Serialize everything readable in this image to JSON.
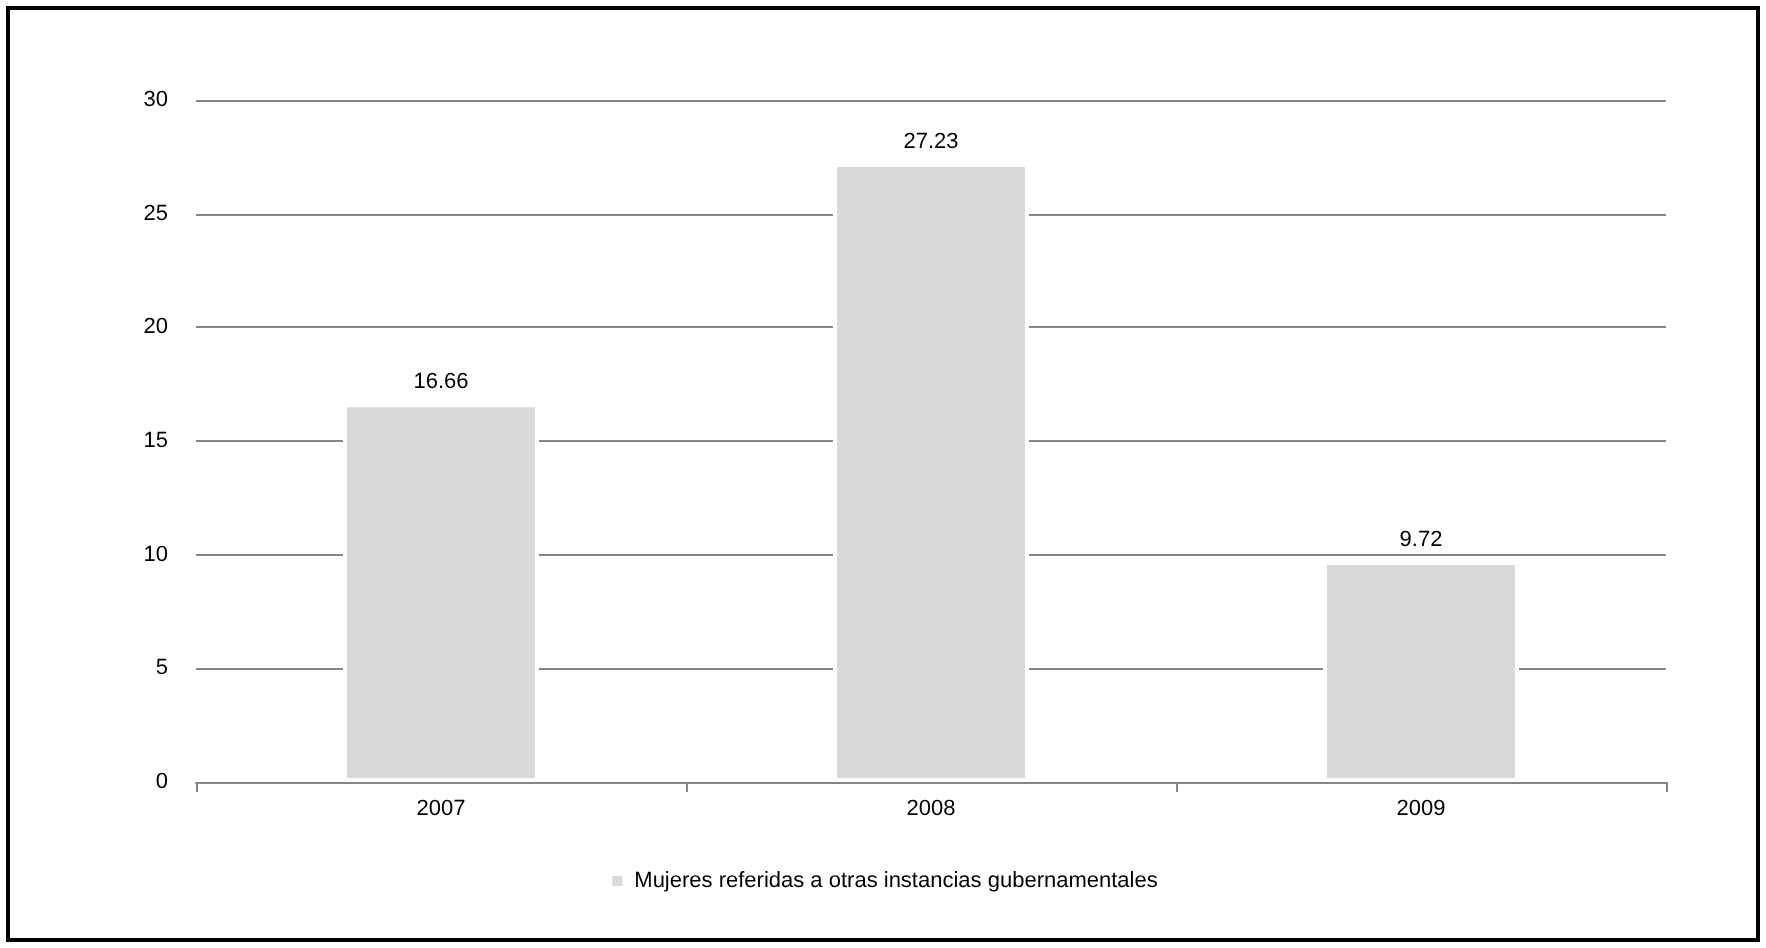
{
  "chart_data": {
    "type": "bar",
    "categories": [
      "2007",
      "2008",
      "2009"
    ],
    "series": [
      {
        "name": "Mujeres referidas a otras instancias gubernamentales",
        "color": "#d9d9d9",
        "values": [
          16.66,
          27.23,
          9.72
        ]
      }
    ],
    "ylim": [
      0,
      30
    ],
    "yticks": [
      0,
      5,
      10,
      15,
      20,
      25,
      30
    ],
    "grid": "y",
    "legend": "bottom",
    "data_labels": true
  }
}
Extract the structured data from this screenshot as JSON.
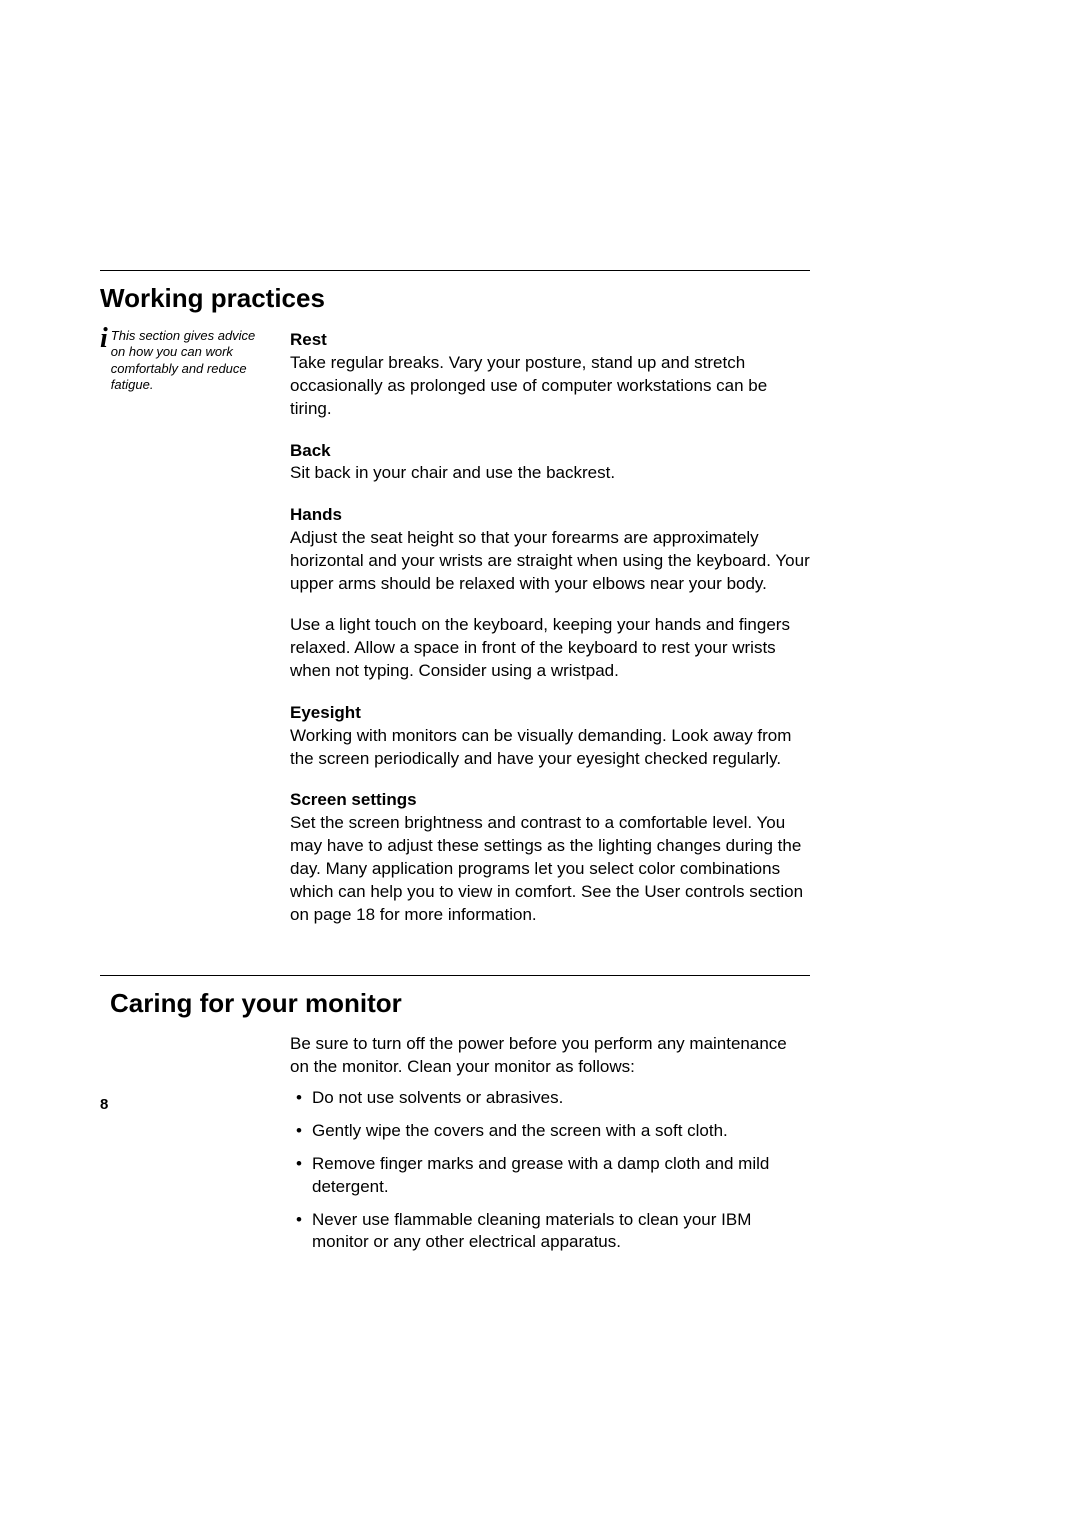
{
  "section1": {
    "title": "Working practices",
    "sidenote": "This section gives advice on how you can work comfortably and reduce fatigue.",
    "blocks": {
      "rest": {
        "title": "Rest",
        "body": "Take regular breaks. Vary your posture, stand up and stretch occasionally as prolonged use of computer workstations can be tiring."
      },
      "back": {
        "title": "Back",
        "body": "Sit back in your chair and use the backrest."
      },
      "hands": {
        "title": "Hands",
        "body1": "Adjust the seat height so that your forearms are approximately horizontal and your wrists are straight when using the keyboard. Your upper arms should be relaxed with your elbows near your body.",
        "body2": "Use a light touch on the keyboard, keeping your hands and fingers relaxed. Allow a space in front of the keyboard to rest your wrists when not typing. Consider using a wristpad."
      },
      "eyesight": {
        "title": "Eyesight",
        "body": "Working with monitors can be visually demanding. Look away from the screen periodically and have your eyesight checked regularly."
      },
      "screen": {
        "title": "Screen settings",
        "body": "Set the screen brightness and contrast to a comfortable level. You may have to adjust these settings as the lighting changes during the day. Many application programs let you select color combinations which can help you to view in comfort. See the User controls section on page 18 for more information."
      }
    }
  },
  "section2": {
    "title": "Caring for your monitor",
    "intro": "Be sure to turn off the power before you perform any maintenance on the monitor. Clean your monitor as follows:",
    "bullets": [
      "Do not use solvents or abrasives.",
      "Gently wipe the covers and the screen with a soft cloth.",
      "Remove finger marks and grease with a damp cloth and mild detergent.",
      "Never use flammable cleaning materials to clean your IBM monitor or any other electrical apparatus."
    ]
  },
  "page_number": "8"
}
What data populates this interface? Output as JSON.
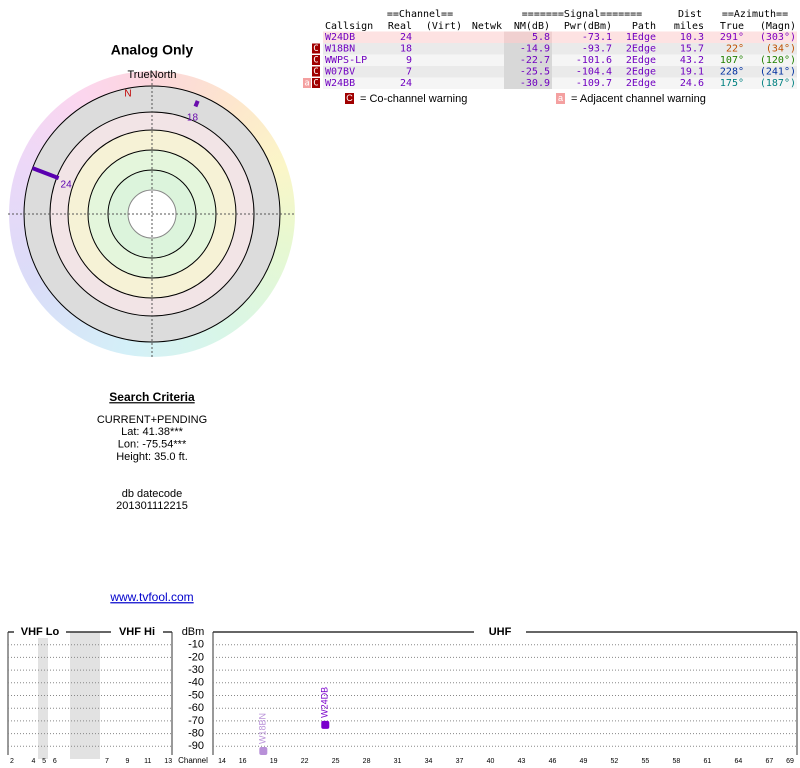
{
  "polar": {
    "title": "Analog Only",
    "north_label": "TrueNorth",
    "n": "N",
    "markers": [
      {
        "label": "18",
        "azimuth": 22,
        "color": "#6a0dad"
      },
      {
        "label": "24",
        "azimuth": 291,
        "color": "#5a00b0"
      }
    ]
  },
  "search": {
    "heading": "Search Criteria",
    "lines": [
      "CURRENT+PENDING",
      "Lat: 41.38***",
      "Lon: -75.54***",
      "Height: 35.0 ft."
    ],
    "datecode_label": "db datecode",
    "datecode": "201301112215"
  },
  "link": "www.tvfool.com",
  "table": {
    "group_headers": [
      "==Channel==",
      "=======Signal=======",
      "Dist",
      "==Azimuth=="
    ],
    "columns": [
      "Callsign",
      "Real",
      "(Virt)",
      "Netwk",
      "NM(dB)",
      "Pwr(dBm)",
      "Path",
      "miles",
      "True",
      "(Magn)"
    ],
    "rows": [
      [
        "W24DB",
        "24",
        "",
        "",
        "5.8",
        "-73.1",
        "1Edge",
        "10.3",
        "291°",
        "(303°)"
      ],
      [
        "W18BN",
        "18",
        "",
        "",
        "-14.9",
        "-93.7",
        "2Edge",
        "15.7",
        "22°",
        "(34°)"
      ],
      [
        "WWPS-LP",
        "9",
        "",
        "",
        "-22.7",
        "-101.6",
        "2Edge",
        "43.2",
        "107°",
        "(120°)"
      ],
      [
        "W07BV",
        "7",
        "",
        "",
        "-25.5",
        "-104.4",
        "2Edge",
        "19.1",
        "228°",
        "(241°)"
      ],
      [
        "W24BB",
        "24",
        "",
        "",
        "-30.9",
        "-109.7",
        "2Edge",
        "24.6",
        "175°",
        "(187°)"
      ]
    ],
    "azimuth_colors": [
      "#8000c0",
      "#c05000",
      "#208000",
      "#0030a0",
      "#008080"
    ],
    "flags": [
      [],
      [
        "C"
      ],
      [
        "C"
      ],
      [
        "C"
      ],
      [
        "a",
        "C"
      ]
    ],
    "legend": {
      "co_icon": "C",
      "co": "= Co-channel warning",
      "adj_icon": "a",
      "adj": "= Adjacent channel warning"
    }
  },
  "chart_data": {
    "type": "spectrum",
    "sections": [
      "VHF Lo",
      "VHF Hi",
      "UHF"
    ],
    "ylabel": "dBm",
    "xlabel": "Channel",
    "ylim": [
      -100,
      0
    ],
    "yticks": [
      -10,
      -20,
      -30,
      -40,
      -50,
      -60,
      -70,
      -80,
      -90
    ],
    "xticks_vhf": [
      2,
      4,
      5,
      6,
      7,
      9,
      11,
      13
    ],
    "xlim": [
      14,
      69
    ],
    "xticks": [
      14,
      16,
      19,
      22,
      25,
      28,
      31,
      34,
      37,
      40,
      43,
      46,
      49,
      52,
      55,
      58,
      61,
      64,
      67,
      69
    ],
    "grid": true,
    "series": [
      {
        "name": "W24DB",
        "color": "#7a00cc",
        "x": [
          24
        ],
        "values": [
          -73.1
        ]
      },
      {
        "name": "W18BN",
        "color": "#b890d8",
        "x": [
          18
        ],
        "values": [
          -93.7
        ]
      }
    ]
  }
}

Exercise:
Give the number of lines in the entries that hold the word "title", and nothing else.

Reply:
8